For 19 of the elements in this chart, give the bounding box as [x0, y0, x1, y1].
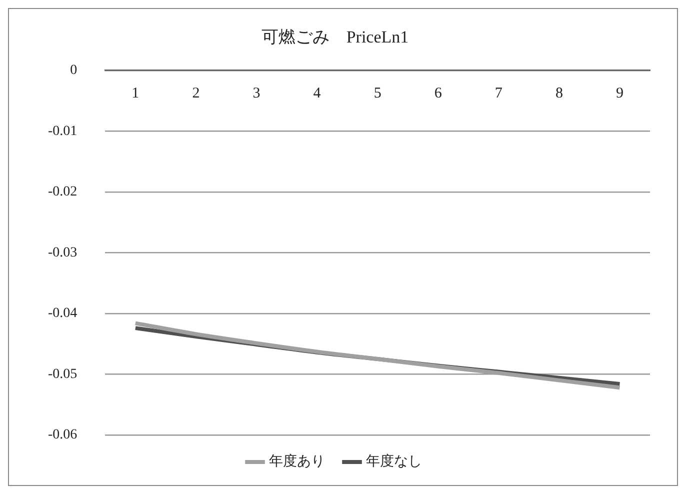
legend-label: 年度あり	[269, 454, 325, 470]
y-tick-label: 0	[70, 63, 78, 78]
x-tick-label: 7	[494, 85, 503, 102]
x-tick-label: 2	[192, 85, 200, 102]
y-tick-label: -0.05	[48, 366, 78, 382]
chart-title: 可燃ごみ PriceLn1	[261, 28, 409, 47]
x-tick-label: 1	[132, 85, 140, 102]
y-tick-label: -0.03	[48, 245, 78, 260]
x-tick-label: 8	[555, 85, 563, 102]
x-tick-label: 6	[434, 85, 442, 102]
y-tick-label: -0.04	[48, 306, 78, 322]
legend-label: 年度なし	[366, 454, 422, 470]
y-tick-label: -0.02	[48, 184, 78, 200]
x-tick-label: 3	[252, 85, 260, 102]
x-tick-label: 9	[616, 85, 624, 102]
x-tick-label: 5	[374, 85, 382, 102]
y-tick-label: -0.06	[48, 428, 78, 443]
y-tick-label: -0.01	[48, 124, 78, 139]
x-tick-label: 4	[313, 85, 322, 102]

======

* [What you are asked to do]
Reproduce the listing lines between the one holding "454, 325, 470]" and the one holding "124, 78, 139]", inclusive, replacing "legend-label" with "legend-item" and leaving everything else unchanged.

* [Reply]
legend-item: 年度あり	[269, 454, 325, 470]
y-tick-label: 0	[70, 63, 78, 78]
x-tick-label: 7	[494, 85, 503, 102]
x-tick-label: 2	[192, 85, 200, 102]
y-tick-label: -0.05	[48, 366, 78, 382]
chart-title: 可燃ごみ PriceLn1	[261, 28, 409, 47]
x-tick-label: 1	[132, 85, 140, 102]
y-tick-label: -0.03	[48, 245, 78, 260]
x-tick-label: 8	[555, 85, 563, 102]
x-tick-label: 6	[434, 85, 442, 102]
y-tick-label: -0.04	[48, 306, 78, 322]
legend-item: 年度なし	[366, 454, 422, 470]
y-tick-label: -0.02	[48, 184, 78, 200]
x-tick-label: 3	[252, 85, 260, 102]
x-tick-label: 9	[616, 85, 624, 102]
x-tick-label: 5	[374, 85, 382, 102]
y-tick-label: -0.06	[48, 428, 78, 443]
y-tick-label: -0.01	[48, 124, 78, 139]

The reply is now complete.